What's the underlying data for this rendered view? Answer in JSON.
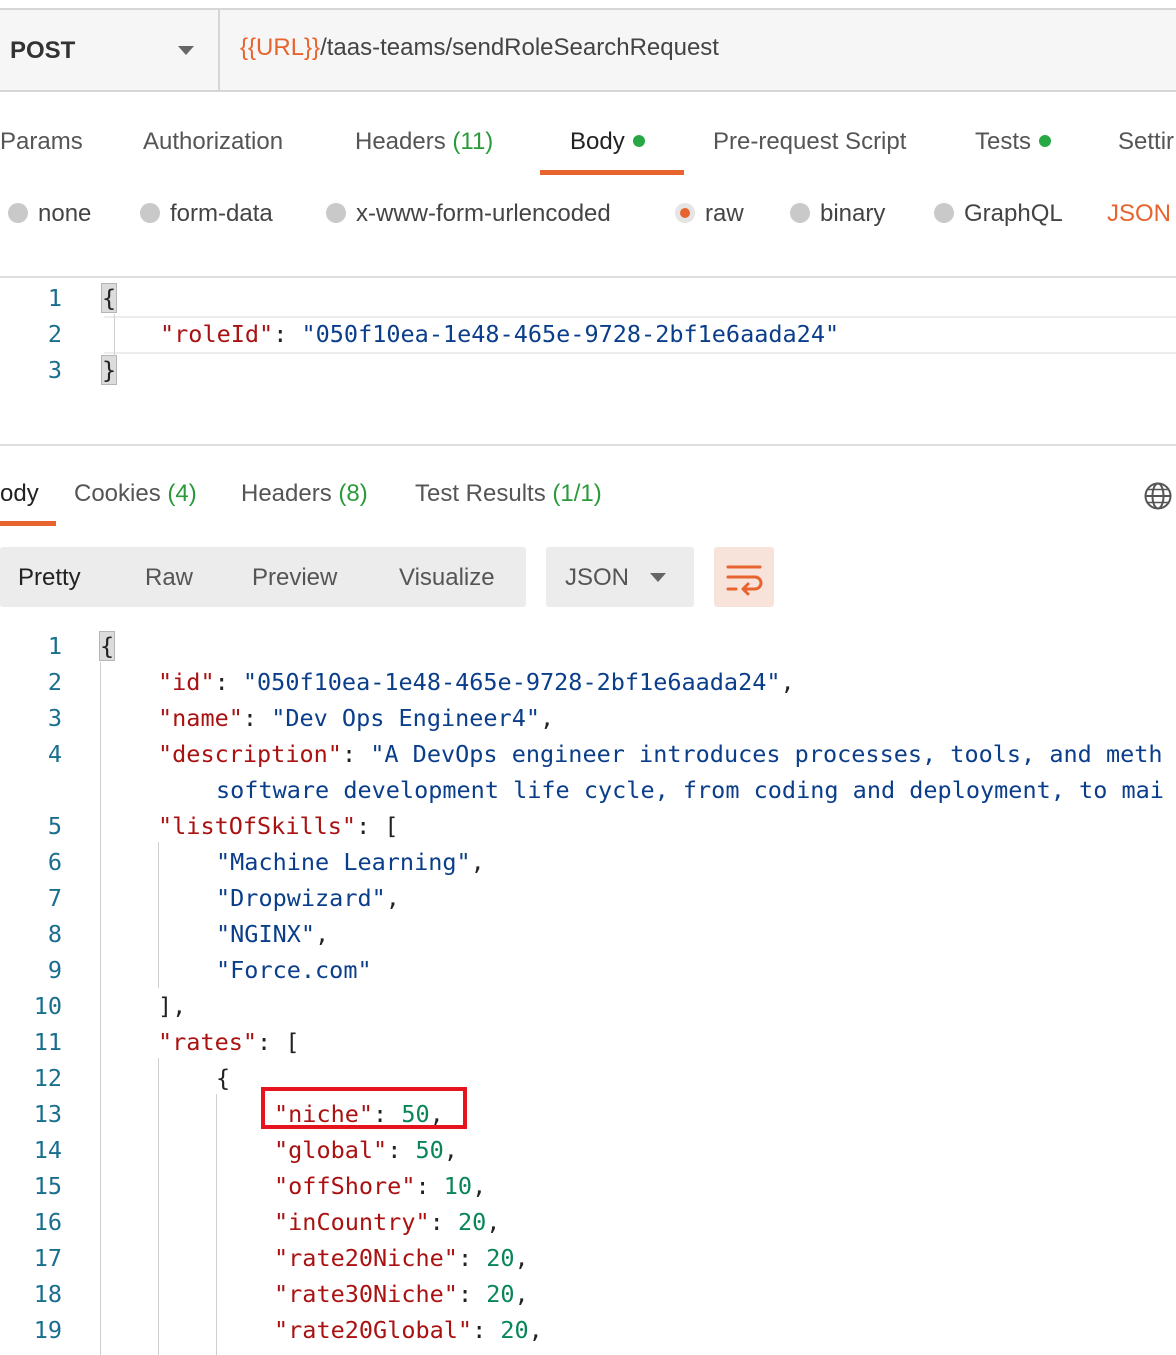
{
  "request": {
    "method": "POST",
    "url_var": "{{URL}}",
    "url_path": "/taas-teams/sendRoleSearchRequest"
  },
  "request_tabs": {
    "params": "Params",
    "authorization": "Authorization",
    "headers": "Headers",
    "headers_count": "(11)",
    "body": "Body",
    "prerequest": "Pre-request Script",
    "tests": "Tests",
    "settings": "Settir"
  },
  "body_types": {
    "none": "none",
    "form_data": "form-data",
    "urlencoded": "x-www-form-urlencoded",
    "raw": "raw",
    "binary": "binary",
    "graphql": "GraphQL",
    "json": "JSON",
    "selected": "raw"
  },
  "request_body": {
    "open": "{",
    "key": "\"roleId\"",
    "colon": ": ",
    "value": "\"050f10ea-1e48-465e-9728-2bf1e6aada24\"",
    "close": "}",
    "line_numbers": [
      "1",
      "2",
      "3"
    ]
  },
  "response_tabs": {
    "body": "ody",
    "cookies": "Cookies",
    "cookies_count": "(4)",
    "headers": "Headers",
    "headers_count": "(8)",
    "test_results": "Test Results",
    "test_results_count": "(1/1)"
  },
  "response_view": {
    "pretty": "Pretty",
    "raw": "Raw",
    "preview": "Preview",
    "visualize": "Visualize",
    "format": "JSON"
  },
  "response_body": {
    "line_numbers": [
      "1",
      "2",
      "3",
      "4",
      "5",
      "6",
      "7",
      "8",
      "9",
      "10",
      "11",
      "12",
      "13",
      "14",
      "15",
      "16",
      "17",
      "18",
      "19"
    ],
    "open": "{",
    "id_key": "\"id\"",
    "id_val": "\"050f10ea-1e48-465e-9728-2bf1e6aada24\"",
    "name_key": "\"name\"",
    "name_val": "\"Dev Ops Engineer4\"",
    "desc_key": "\"description\"",
    "desc_val_1": "\"A DevOps engineer introduces processes, tools, and meth",
    "desc_val_2": "software development life cycle, from coding and deployment, to mai",
    "skills_key": "\"listOfSkills\"",
    "skills": [
      "\"Machine Learning\"",
      "\"Dropwizard\"",
      "\"NGINX\"",
      "\"Force.com\""
    ],
    "skills_close": "],",
    "rates_key": "\"rates\"",
    "obj_open": "{",
    "rates": [
      {
        "key": "\"niche\"",
        "value": "50"
      },
      {
        "key": "\"global\"",
        "value": "50"
      },
      {
        "key": "\"offShore\"",
        "value": "10"
      },
      {
        "key": "\"inCountry\"",
        "value": "20"
      },
      {
        "key": "\"rate20Niche\"",
        "value": "20"
      },
      {
        "key": "\"rate30Niche\"",
        "value": "20"
      },
      {
        "key": "\"rate20Global\"",
        "value": "20"
      }
    ]
  },
  "colors": {
    "accent": "#e8642f",
    "green": "#27a844",
    "highlight_box": "#e5131d"
  }
}
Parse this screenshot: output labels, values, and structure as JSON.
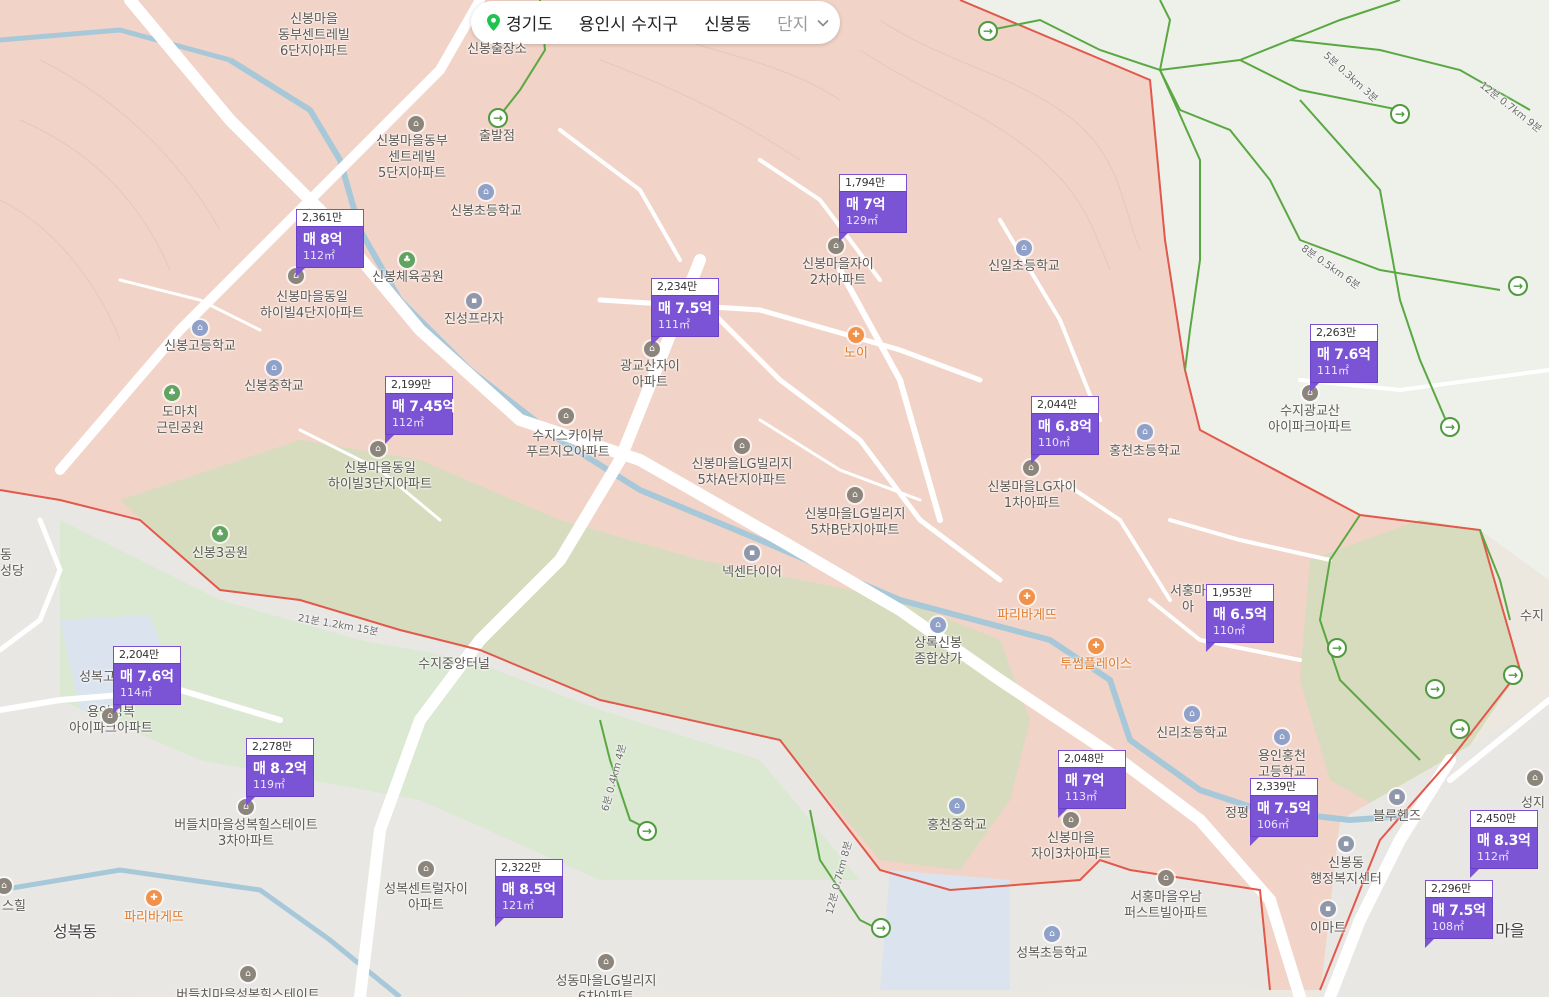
{
  "breadcrumb": {
    "province": "경기도",
    "city": "용인시 수지구",
    "dong": "신봉동",
    "level": "단지"
  },
  "price_markers": [
    {
      "price": "2,361만",
      "deal": "매 8억",
      "area": "112㎡"
    },
    {
      "price": "1,794만",
      "deal": "매 7억",
      "area": "129㎡"
    },
    {
      "price": "2,234만",
      "deal": "매 7.5억",
      "area": "111㎡"
    },
    {
      "price": "2,199만",
      "deal": "매 7.45억",
      "area": "112㎡"
    },
    {
      "price": "2,263만",
      "deal": "매 7.6억",
      "area": "111㎡"
    },
    {
      "price": "2,044만",
      "deal": "매 6.8억",
      "area": "110㎡"
    },
    {
      "price": "1,953만",
      "deal": "매 6.5억",
      "area": "110㎡"
    },
    {
      "price": "2,204만",
      "deal": "매 7.6억",
      "area": "114㎡"
    },
    {
      "price": "2,278만",
      "deal": "매 8.2억",
      "area": "119㎡"
    },
    {
      "price": "2,048만",
      "deal": "매 7억",
      "area": "113㎡"
    },
    {
      "price": "2,339만",
      "deal": "매 7.5억",
      "area": "106㎡"
    },
    {
      "price": "2,450만",
      "deal": "매 8.3억",
      "area": "112㎡"
    },
    {
      "price": "2,296만",
      "deal": "매 7.5억",
      "area": "108㎡"
    },
    {
      "price": "2,322만",
      "deal": "매 8.5억",
      "area": "121㎡"
    }
  ],
  "labels": [
    {
      "text": "신봉마을\n동부센트레빌\n6단지아파트"
    },
    {
      "text": "신봉마을동부\n센트레빌\n5단지아파트"
    },
    {
      "text": "신봉초등학교"
    },
    {
      "text": "신봉체육공원"
    },
    {
      "text": "신봉마을동일\n하이빌4단지아파트"
    },
    {
      "text": "신봉고등학교"
    },
    {
      "text": "진성프라자"
    },
    {
      "text": "신봉중학교"
    },
    {
      "text": "도마치\n근린공원"
    },
    {
      "text": "신봉마을동일\n하이빌3단지아파트"
    },
    {
      "text": "수지스카이뷰\n푸르지오아파트"
    },
    {
      "text": "광교산자이\n아파트"
    },
    {
      "text": "신봉마을자이\n2차아파트"
    },
    {
      "text": "신일초등학교"
    },
    {
      "text": "노이"
    },
    {
      "text": "신봉마을LG빌리지\n5차A단지아파트"
    },
    {
      "text": "신봉마을LG빌리지\n5차B단지아파트"
    },
    {
      "text": "신봉마을LG자이\n1차아파트"
    },
    {
      "text": "홍천초등학교"
    },
    {
      "text": "수지광교산\n아이파크아파트"
    },
    {
      "text": "신봉3공원"
    },
    {
      "text": "넥센타이어"
    },
    {
      "text": "파리바게뜨"
    },
    {
      "text": "상록신봉\n종합상가"
    },
    {
      "text": "투썸플레이스"
    },
    {
      "text": "서홍마\n아"
    },
    {
      "text": "수지중앙터널"
    },
    {
      "text": "성복고"
    },
    {
      "text": "용인성복\n아이파크아파트"
    },
    {
      "text": "버들치마을성복힐스테이트\n3차아파트"
    },
    {
      "text": "신리초등학교"
    },
    {
      "text": "용인홍천\n고등학교"
    },
    {
      "text": "홍천중학교"
    },
    {
      "text": "신봉마을\n자이3차아파트"
    },
    {
      "text": "정평"
    },
    {
      "text": "블루헨즈"
    },
    {
      "text": "신봉동\n행정복지센터"
    },
    {
      "text": "서홍마을우남\n퍼스트빌아파트"
    },
    {
      "text": "이마트"
    },
    {
      "text": "성복센트럴자이\n아파트"
    },
    {
      "text": "성복초등학교"
    },
    {
      "text": "성동마을LG빌리지\n6차아파트"
    },
    {
      "text": "파리바게뜨"
    },
    {
      "text": "성복동"
    },
    {
      "text": "스힐"
    },
    {
      "text": "버들치마을성복힐스테이트"
    },
    {
      "text": "출발점"
    },
    {
      "text": "신봉출장소"
    },
    {
      "text": "마을"
    },
    {
      "text": "성지"
    },
    {
      "text": "수지"
    },
    {
      "text": "동\n사성당"
    }
  ],
  "trail_labels": [
    {
      "text": "5분 0.3km 3분"
    },
    {
      "text": "12분 0.7km 9분"
    },
    {
      "text": "8분 0.5km 6분"
    },
    {
      "text": "21분 1.2km 15분"
    },
    {
      "text": "6분 0.4km 4분"
    },
    {
      "text": "12분 0.7km 8분"
    }
  ],
  "colors": {
    "base": "#ece7df",
    "district": "#f1ccc0",
    "green": "#cfd8b8",
    "water": "#a7c8d9",
    "road": "#ffffff",
    "boundary": "#e2584a",
    "trail": "#5aa842",
    "marker": "#7b54d6"
  }
}
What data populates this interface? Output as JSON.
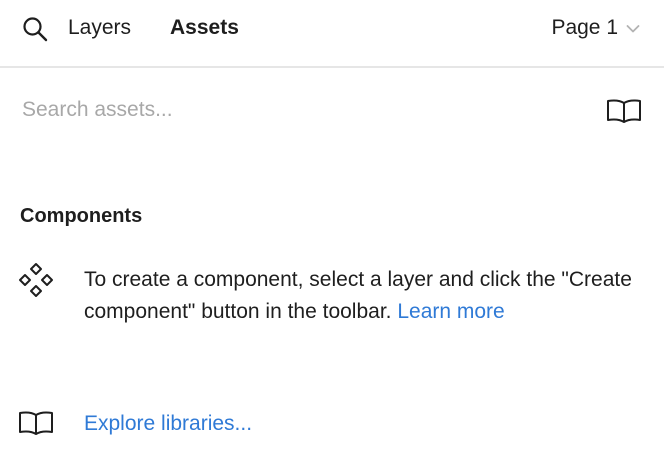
{
  "header": {
    "tabs": [
      {
        "label": "Layers",
        "active": false
      },
      {
        "label": "Assets",
        "active": true
      }
    ],
    "page_selector": {
      "label": "Page 1",
      "icon": "chevron-down-icon"
    },
    "search_icon": "search-icon"
  },
  "search": {
    "placeholder": "Search assets...",
    "value": "",
    "library_icon": "book-icon"
  },
  "components": {
    "title": "Components",
    "icon": "component-icon",
    "message": "To create a component, select a layer and click the \"Create component\" button in the toolbar. ",
    "learn_more_label": "Learn more"
  },
  "libraries": {
    "icon": "book-icon",
    "explore_label": "Explore libraries..."
  },
  "colors": {
    "text": "#1e1e1e",
    "link": "#2f7ad6",
    "placeholder": "#a8a8a8",
    "divider": "#e6e6e6"
  }
}
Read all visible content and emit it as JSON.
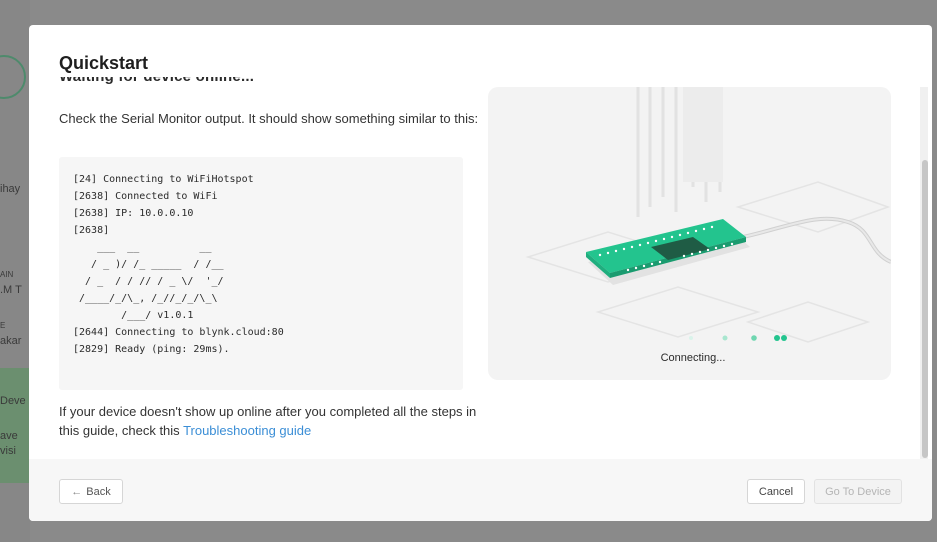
{
  "background": {
    "text_lines": [
      "ihay",
      "AIN",
      ".M T",
      "E",
      "akar",
      "Deve",
      "ave",
      "visi"
    ]
  },
  "modal": {
    "title": "Quickstart",
    "section_heading": "Waiting for device online...",
    "instruction": "Check the Serial Monitor output. It should show something similar to this:",
    "serial_output": [
      "[24] Connecting to WiFiHotspot",
      "[2638] Connected to WiFi",
      "[2638] IP: 10.0.0.10",
      "[2638]",
      "    ___  __          __",
      "   / _ )/ /_ _____  / /__",
      "  / _  / / // / _ \\/  '_/",
      " /____/_/\\_, /_//_/_/\\_\\",
      "        /___/ v1.0.1",
      "[2644] Connecting to blynk.cloud:80",
      "[2829] Ready (ping: 29ms)."
    ],
    "note_text": "If your device doesn't show up online after you completed all the steps in this guide, check this ",
    "troubleshooting_link": "Troubleshooting guide",
    "status_text": "Connecting...",
    "accent_color": "#23c48e"
  },
  "footer": {
    "back_label": "Back",
    "back_icon": "arrow-left-icon",
    "cancel_label": "Cancel",
    "go_label": "Go To Device"
  }
}
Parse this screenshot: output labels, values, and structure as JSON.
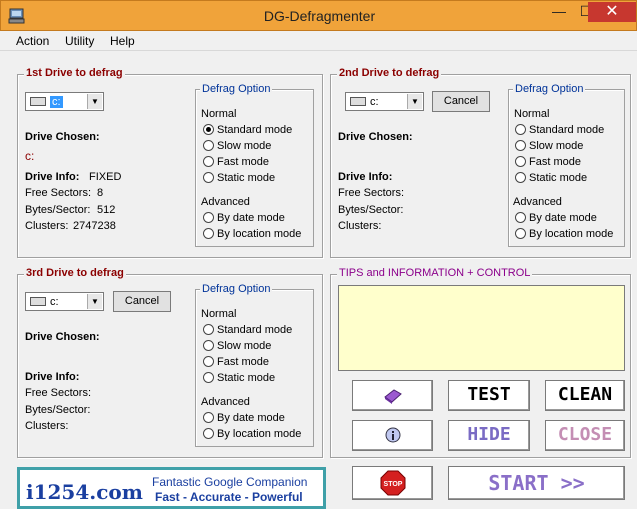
{
  "window": {
    "title": "DG-Defragmenter",
    "minimize": "—",
    "maximize": "☐",
    "close": "✕"
  },
  "menu": [
    "Action",
    "Utility",
    "Help"
  ],
  "drives": [
    {
      "title": "1st Drive to defrag",
      "combo_value": "c:",
      "has_cancel": false,
      "drive_chosen_label": "Drive Chosen:",
      "drive_chosen_value": "c:",
      "drive_info_label": "Drive Info:",
      "drive_info_value": "FIXED",
      "free_sectors_label": "Free Sectors:",
      "free_sectors_value": "8",
      "bytes_sector_label": "Bytes/Sector:",
      "bytes_sector_value": "512",
      "clusters_label": "Clusters:",
      "clusters_value": "2747238"
    },
    {
      "title": "2nd Drive to defrag",
      "combo_value": "c:",
      "cancel_label": "Cancel",
      "drive_chosen_label": "Drive Chosen:",
      "drive_info_label": "Drive Info:",
      "free_sectors_label": "Free Sectors:",
      "bytes_sector_label": "Bytes/Sector:",
      "clusters_label": "Clusters:"
    },
    {
      "title": "3rd Drive to defrag",
      "combo_value": "c:",
      "cancel_label": "Cancel",
      "drive_chosen_label": "Drive Chosen:",
      "drive_info_label": "Drive Info:",
      "free_sectors_label": "Free Sectors:",
      "bytes_sector_label": "Bytes/Sector:",
      "clusters_label": "Clusters:"
    }
  ],
  "defrag_option": {
    "title": "Defrag Option",
    "normal_label": "Normal",
    "normal_modes": [
      "Standard mode",
      "Slow mode",
      "Fast mode",
      "Static mode"
    ],
    "advanced_label": "Advanced",
    "advanced_modes": [
      "By date mode",
      "By location mode"
    ]
  },
  "tips": {
    "title": "TIPS and INFORMATION + CONTROL"
  },
  "buttons": {
    "test": "TEST",
    "clean": "CLEAN",
    "hide": "HIDE",
    "close": "CLOSE",
    "start": "START >>",
    "stop": "STOP"
  },
  "banner": {
    "logo": "i1254.com",
    "line1": "Fantastic Google Companion",
    "line2_a": "Fast",
    "line2_b": "Accurate",
    "line2_c": "Powerful",
    "sep": "-"
  },
  "colors": {
    "titlebar": "#f0a33a",
    "group_title": "#8b0000",
    "sub_title": "#003399",
    "tips_bg": "#ffffcc",
    "hide": "#7a6bc4",
    "close": "#c48eb4",
    "start": "#8a6fc8",
    "stop": "#d42020"
  }
}
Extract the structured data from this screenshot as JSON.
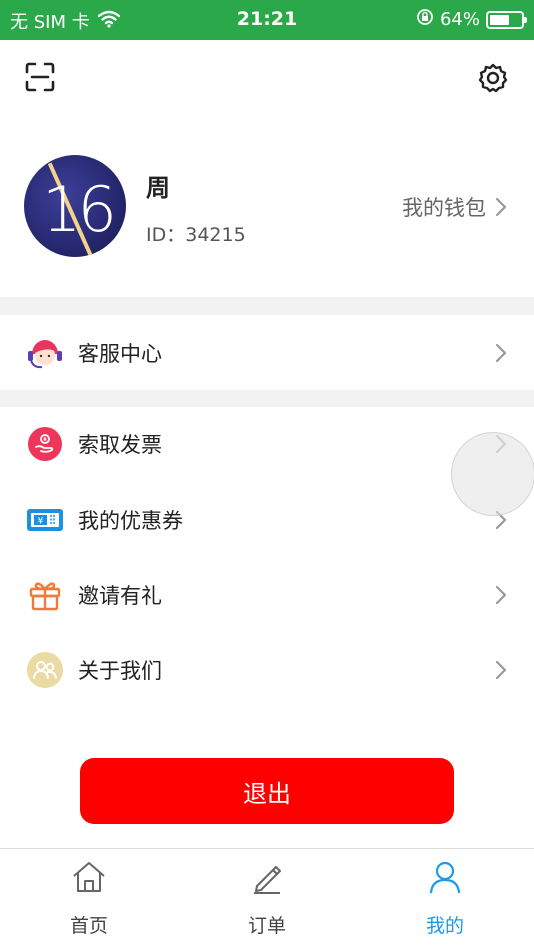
#####
> [Exercise goal]: For the data above, state how many lines contain "신봉마을LG빌리지"; the number is the whole answer.

> [Solution for this problem]: 2